Render the lines of the material below, from the line containing "y-tick-label: 700 bbox=[104, 675, 146, 699]" through the line containing "chart-title: Clear CONUS", inclusive, as a JSON list of strings with one string per line, omitting any blank lines.

--- Start ---

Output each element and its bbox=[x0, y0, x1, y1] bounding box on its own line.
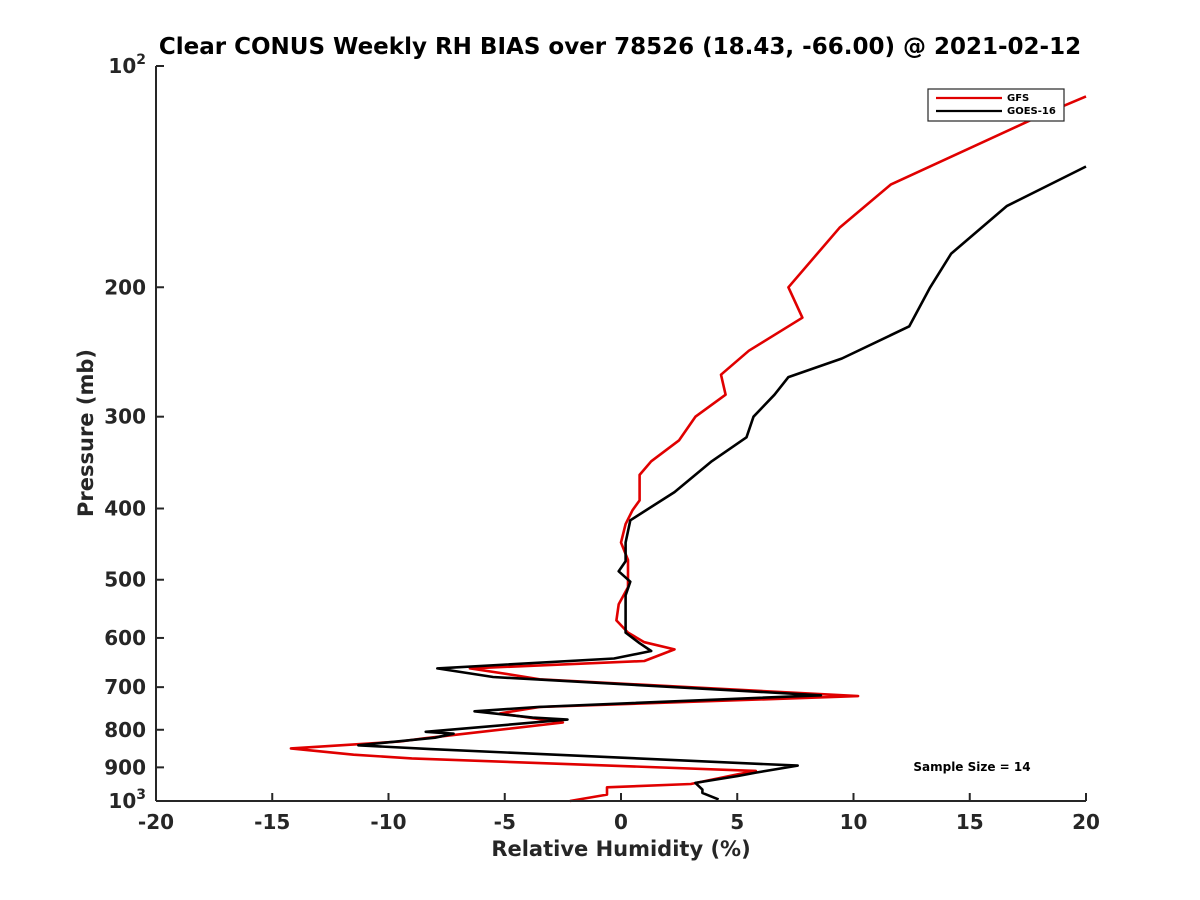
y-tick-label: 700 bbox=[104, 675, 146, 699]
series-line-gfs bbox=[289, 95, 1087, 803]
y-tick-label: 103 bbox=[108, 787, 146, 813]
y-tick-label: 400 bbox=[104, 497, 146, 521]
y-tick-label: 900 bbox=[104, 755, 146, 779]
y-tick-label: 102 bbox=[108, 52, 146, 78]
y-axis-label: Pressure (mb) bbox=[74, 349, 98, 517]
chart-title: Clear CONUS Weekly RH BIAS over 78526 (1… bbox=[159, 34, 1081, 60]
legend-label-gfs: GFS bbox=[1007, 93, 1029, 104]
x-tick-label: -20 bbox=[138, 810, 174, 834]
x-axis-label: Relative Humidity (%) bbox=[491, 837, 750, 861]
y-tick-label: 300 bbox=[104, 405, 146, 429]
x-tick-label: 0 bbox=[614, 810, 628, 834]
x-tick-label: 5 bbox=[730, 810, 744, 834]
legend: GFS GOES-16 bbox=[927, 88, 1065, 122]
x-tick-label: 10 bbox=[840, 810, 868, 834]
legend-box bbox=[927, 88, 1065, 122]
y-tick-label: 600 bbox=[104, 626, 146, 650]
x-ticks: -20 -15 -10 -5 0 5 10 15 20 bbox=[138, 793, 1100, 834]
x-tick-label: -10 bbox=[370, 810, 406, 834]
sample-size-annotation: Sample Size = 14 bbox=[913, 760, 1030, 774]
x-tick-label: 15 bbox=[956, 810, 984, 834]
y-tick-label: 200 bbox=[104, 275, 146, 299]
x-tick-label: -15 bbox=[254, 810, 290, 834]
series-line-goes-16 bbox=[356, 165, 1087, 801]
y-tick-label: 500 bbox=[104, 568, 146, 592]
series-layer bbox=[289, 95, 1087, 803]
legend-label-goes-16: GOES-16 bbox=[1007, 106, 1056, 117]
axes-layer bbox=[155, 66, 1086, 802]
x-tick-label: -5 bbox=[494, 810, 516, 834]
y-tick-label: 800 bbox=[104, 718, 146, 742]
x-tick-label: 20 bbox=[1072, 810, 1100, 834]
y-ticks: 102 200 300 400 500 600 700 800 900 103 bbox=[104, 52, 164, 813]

--- End ---
--- Start ---

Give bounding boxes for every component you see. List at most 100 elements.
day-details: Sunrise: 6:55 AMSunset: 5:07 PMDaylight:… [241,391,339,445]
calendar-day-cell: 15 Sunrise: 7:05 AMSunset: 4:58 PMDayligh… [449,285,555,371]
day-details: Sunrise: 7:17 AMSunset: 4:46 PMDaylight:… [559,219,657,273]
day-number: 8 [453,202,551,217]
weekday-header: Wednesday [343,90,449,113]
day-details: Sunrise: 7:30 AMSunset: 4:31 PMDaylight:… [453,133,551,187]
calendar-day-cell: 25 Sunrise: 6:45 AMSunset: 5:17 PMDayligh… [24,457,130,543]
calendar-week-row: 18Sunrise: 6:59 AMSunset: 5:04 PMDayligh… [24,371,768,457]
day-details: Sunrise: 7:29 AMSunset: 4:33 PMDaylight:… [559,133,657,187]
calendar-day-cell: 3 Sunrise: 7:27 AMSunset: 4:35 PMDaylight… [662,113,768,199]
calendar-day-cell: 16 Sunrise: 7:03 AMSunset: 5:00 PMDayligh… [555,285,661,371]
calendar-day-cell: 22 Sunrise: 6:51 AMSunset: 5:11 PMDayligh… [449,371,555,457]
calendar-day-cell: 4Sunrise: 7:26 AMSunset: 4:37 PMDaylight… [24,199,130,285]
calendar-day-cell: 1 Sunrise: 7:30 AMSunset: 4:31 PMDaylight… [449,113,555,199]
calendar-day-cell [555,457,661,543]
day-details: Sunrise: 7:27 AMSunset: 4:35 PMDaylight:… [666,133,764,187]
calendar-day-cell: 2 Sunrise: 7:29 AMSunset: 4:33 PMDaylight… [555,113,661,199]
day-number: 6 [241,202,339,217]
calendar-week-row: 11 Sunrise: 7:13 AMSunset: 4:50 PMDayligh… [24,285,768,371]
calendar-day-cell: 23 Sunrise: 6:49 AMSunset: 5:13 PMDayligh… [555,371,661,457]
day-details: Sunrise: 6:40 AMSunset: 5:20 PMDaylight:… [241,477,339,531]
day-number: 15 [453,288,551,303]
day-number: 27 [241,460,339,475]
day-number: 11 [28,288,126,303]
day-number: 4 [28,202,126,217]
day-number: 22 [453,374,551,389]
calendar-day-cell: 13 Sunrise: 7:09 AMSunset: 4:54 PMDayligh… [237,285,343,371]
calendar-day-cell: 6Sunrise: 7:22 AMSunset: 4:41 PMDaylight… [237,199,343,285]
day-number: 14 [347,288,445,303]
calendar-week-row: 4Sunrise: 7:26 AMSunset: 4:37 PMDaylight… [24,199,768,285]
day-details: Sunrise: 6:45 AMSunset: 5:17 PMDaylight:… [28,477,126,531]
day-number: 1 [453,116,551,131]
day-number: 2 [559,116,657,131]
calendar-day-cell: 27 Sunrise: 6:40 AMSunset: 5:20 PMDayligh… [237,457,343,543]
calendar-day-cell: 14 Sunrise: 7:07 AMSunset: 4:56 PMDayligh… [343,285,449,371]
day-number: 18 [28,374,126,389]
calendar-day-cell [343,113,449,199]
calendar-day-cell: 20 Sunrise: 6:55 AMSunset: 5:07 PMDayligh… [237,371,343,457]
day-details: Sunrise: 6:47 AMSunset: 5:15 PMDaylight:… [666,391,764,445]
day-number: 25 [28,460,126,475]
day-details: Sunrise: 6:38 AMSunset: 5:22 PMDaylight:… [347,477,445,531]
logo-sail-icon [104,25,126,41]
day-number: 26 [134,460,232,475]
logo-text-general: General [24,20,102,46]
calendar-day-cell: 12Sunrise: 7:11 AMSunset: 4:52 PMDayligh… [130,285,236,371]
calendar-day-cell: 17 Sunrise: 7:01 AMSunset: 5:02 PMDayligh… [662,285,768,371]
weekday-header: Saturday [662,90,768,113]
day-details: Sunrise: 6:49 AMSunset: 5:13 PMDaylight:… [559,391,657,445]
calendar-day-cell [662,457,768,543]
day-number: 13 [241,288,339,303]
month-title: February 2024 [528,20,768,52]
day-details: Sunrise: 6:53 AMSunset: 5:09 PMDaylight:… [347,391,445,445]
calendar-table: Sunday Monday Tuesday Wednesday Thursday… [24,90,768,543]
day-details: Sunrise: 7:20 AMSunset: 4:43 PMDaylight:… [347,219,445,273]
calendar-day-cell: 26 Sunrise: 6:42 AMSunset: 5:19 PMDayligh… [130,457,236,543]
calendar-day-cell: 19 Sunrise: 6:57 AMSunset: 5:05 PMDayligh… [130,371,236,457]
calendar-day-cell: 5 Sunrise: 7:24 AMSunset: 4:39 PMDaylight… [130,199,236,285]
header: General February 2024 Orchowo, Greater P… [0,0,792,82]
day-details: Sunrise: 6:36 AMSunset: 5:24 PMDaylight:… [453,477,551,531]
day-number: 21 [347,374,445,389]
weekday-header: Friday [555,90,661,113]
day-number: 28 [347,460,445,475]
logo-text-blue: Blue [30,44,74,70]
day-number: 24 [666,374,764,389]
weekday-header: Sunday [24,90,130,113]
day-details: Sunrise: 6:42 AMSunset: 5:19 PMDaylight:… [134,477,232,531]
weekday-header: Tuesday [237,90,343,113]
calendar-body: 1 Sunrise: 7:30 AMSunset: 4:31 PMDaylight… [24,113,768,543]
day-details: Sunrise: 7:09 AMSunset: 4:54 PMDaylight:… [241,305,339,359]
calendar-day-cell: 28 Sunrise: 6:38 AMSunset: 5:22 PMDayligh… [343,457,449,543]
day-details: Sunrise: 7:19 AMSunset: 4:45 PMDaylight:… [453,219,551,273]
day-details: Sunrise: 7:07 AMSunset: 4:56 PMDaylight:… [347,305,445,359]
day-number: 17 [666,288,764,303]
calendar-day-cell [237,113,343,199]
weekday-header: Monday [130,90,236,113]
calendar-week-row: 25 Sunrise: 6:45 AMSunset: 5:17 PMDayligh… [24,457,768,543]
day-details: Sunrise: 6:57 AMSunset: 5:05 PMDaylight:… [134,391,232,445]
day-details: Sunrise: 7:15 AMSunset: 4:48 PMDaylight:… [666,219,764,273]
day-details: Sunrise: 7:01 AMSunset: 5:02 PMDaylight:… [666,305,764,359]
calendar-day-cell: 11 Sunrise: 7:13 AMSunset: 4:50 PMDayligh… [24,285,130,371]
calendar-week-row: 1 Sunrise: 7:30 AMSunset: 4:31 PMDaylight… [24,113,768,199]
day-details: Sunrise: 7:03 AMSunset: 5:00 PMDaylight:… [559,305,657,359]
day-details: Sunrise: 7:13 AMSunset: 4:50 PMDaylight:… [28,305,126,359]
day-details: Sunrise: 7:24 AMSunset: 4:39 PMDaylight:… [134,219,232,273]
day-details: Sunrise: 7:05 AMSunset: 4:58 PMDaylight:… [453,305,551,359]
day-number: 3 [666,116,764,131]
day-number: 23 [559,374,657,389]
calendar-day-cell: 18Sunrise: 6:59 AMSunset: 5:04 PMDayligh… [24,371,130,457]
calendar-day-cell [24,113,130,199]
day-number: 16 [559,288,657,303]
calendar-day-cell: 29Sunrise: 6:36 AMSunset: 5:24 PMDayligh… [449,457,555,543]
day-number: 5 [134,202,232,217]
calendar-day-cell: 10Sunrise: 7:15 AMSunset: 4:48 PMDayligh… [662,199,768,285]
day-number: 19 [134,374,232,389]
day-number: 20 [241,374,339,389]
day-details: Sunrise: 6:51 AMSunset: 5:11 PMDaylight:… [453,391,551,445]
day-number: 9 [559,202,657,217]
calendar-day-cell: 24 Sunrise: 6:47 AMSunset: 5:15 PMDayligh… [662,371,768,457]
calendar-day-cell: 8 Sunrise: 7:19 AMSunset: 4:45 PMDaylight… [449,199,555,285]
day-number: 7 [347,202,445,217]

--- End ---

** The result **
[
  "y-tick-label: 700 bbox=[104, 675, 146, 699]",
  "series-line-gfs bbox=[289, 95, 1087, 803]",
  "y-tick-label: 103 bbox=[108, 787, 146, 813]",
  "y-tick-label: 400 bbox=[104, 497, 146, 521]",
  "y-tick-label: 900 bbox=[104, 755, 146, 779]",
  "y-tick-label: 102 bbox=[108, 52, 146, 78]",
  "y-axis-label: Pressure (mb) bbox=[74, 349, 98, 517]",
  "chart-title: Clear CONUS Weekly RH BIAS over 78526 (1… bbox=[159, 34, 1081, 60]"
]